:: WORK REQUIRED ::
Please update the material starting with the line that contains "Annotate this image: element" and going on through the line that contains "expand-chevron-icon[interactable]: >: [36, 380, 44, 388]". Give those lines again with "chevron" changed to "caret" and nothing else altered.

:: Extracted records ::
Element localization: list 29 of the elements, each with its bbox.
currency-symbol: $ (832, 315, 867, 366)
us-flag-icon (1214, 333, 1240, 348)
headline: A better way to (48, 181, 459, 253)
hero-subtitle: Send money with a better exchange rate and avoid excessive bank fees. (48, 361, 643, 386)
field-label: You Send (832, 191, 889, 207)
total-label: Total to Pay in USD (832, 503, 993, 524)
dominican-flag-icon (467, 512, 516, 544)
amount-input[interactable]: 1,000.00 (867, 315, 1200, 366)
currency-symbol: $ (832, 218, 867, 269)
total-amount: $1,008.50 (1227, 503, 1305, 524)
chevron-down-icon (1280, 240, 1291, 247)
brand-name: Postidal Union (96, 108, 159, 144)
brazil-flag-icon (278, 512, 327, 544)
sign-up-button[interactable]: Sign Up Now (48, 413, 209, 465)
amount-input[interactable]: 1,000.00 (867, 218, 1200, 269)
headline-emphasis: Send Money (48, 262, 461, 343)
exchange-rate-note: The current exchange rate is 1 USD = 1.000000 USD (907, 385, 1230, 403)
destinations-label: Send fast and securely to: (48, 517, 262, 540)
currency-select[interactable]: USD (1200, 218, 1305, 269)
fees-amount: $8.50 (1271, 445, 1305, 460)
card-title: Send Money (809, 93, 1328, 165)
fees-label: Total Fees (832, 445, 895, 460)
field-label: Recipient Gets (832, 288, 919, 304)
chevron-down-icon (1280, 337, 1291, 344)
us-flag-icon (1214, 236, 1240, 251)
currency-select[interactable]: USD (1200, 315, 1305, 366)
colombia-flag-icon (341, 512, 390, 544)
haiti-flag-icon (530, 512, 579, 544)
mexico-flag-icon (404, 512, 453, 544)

==

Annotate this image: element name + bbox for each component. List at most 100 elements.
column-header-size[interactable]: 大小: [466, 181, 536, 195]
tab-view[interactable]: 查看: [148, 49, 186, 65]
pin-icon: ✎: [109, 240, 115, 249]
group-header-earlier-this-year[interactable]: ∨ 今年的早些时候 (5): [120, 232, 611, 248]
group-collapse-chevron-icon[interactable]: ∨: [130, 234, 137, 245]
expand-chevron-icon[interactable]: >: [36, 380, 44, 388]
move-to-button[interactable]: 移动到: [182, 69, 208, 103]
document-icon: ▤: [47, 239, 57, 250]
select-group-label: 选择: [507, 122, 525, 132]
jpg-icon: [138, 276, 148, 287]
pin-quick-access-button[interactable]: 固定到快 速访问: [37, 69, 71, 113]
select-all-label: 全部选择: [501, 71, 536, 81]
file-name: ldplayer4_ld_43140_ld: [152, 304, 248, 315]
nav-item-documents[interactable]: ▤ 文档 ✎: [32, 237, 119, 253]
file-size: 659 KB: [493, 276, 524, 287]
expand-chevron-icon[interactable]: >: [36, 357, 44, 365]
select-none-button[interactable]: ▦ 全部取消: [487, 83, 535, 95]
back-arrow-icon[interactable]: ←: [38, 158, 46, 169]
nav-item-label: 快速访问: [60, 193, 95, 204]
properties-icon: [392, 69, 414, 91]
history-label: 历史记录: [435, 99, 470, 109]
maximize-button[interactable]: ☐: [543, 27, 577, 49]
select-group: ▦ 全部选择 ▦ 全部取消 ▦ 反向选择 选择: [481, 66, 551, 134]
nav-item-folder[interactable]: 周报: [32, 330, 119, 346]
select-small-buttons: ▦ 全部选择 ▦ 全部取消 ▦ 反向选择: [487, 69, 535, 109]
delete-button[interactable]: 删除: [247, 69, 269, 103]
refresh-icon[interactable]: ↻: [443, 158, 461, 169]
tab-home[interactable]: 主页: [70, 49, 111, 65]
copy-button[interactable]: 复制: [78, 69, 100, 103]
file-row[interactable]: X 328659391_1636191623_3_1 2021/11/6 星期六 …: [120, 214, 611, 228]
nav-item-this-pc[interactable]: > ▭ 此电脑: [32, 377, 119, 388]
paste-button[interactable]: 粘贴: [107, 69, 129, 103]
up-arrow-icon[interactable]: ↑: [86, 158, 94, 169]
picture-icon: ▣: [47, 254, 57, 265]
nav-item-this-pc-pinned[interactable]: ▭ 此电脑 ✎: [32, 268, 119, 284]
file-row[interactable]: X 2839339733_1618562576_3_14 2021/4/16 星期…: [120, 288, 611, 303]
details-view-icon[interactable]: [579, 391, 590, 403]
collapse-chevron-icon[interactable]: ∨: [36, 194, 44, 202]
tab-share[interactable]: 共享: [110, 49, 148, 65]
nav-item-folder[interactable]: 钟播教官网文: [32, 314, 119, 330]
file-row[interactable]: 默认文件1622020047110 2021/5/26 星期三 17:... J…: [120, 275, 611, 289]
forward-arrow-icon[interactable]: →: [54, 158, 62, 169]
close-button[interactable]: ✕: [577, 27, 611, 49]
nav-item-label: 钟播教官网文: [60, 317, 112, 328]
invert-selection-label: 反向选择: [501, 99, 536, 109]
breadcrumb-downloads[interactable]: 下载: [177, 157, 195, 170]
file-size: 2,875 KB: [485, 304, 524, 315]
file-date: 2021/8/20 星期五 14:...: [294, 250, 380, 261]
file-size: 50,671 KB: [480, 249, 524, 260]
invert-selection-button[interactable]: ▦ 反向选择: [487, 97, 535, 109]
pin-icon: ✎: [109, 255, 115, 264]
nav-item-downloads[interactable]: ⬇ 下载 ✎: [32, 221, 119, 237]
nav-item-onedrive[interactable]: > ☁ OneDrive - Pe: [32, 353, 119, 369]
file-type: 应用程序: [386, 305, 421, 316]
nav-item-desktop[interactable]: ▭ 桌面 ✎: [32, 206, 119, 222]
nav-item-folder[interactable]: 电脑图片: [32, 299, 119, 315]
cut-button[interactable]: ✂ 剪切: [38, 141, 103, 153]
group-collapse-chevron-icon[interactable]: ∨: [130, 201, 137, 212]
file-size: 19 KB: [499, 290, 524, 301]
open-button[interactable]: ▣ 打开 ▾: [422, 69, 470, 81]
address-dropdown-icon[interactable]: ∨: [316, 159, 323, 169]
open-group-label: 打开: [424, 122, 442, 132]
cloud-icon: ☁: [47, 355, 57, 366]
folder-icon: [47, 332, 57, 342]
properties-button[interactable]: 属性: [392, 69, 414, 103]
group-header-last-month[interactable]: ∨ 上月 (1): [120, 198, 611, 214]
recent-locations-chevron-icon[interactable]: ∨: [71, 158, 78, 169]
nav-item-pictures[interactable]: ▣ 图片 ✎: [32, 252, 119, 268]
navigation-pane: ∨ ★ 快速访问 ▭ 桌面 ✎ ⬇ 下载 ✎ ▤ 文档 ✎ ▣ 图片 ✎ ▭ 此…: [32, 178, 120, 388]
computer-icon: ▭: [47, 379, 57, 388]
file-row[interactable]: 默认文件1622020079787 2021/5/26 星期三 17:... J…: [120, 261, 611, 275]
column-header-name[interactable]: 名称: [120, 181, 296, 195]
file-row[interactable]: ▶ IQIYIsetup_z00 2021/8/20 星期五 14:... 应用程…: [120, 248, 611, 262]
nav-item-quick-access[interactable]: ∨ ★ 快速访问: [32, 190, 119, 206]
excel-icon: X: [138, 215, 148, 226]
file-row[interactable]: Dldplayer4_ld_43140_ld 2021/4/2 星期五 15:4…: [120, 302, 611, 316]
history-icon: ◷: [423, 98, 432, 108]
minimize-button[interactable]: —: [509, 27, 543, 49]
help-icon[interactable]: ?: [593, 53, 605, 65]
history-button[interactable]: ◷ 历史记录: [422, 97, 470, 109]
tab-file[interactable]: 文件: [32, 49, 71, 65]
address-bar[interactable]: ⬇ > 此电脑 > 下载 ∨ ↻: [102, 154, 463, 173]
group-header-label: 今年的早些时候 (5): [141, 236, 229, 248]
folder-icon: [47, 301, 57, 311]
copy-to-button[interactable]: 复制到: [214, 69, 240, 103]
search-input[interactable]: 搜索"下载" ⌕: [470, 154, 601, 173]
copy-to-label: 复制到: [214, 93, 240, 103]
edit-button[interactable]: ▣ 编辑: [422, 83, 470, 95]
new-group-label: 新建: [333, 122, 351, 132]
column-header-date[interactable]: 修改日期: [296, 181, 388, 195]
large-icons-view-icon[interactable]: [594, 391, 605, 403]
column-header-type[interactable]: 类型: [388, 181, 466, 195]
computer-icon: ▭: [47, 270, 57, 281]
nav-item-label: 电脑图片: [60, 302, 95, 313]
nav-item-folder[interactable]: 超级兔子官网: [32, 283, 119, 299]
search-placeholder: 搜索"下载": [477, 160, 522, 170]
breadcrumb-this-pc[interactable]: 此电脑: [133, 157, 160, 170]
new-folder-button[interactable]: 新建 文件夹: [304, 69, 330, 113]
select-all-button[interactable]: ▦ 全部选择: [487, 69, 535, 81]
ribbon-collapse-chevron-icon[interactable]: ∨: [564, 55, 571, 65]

:: RESULT OF THE TASK ::
Annotate this image: element name + bbox for each component. List at most 100 elements.
column-header-size[interactable]: 大小: [466, 181, 536, 195]
tab-view[interactable]: 查看: [148, 49, 186, 65]
pin-icon: ✎: [109, 240, 115, 249]
group-header-earlier-this-year[interactable]: ∨ 今年的早些时候 (5): [120, 232, 611, 248]
group-collapse-caret-icon[interactable]: ∨: [130, 234, 137, 245]
expand-caret-icon[interactable]: >: [36, 380, 44, 388]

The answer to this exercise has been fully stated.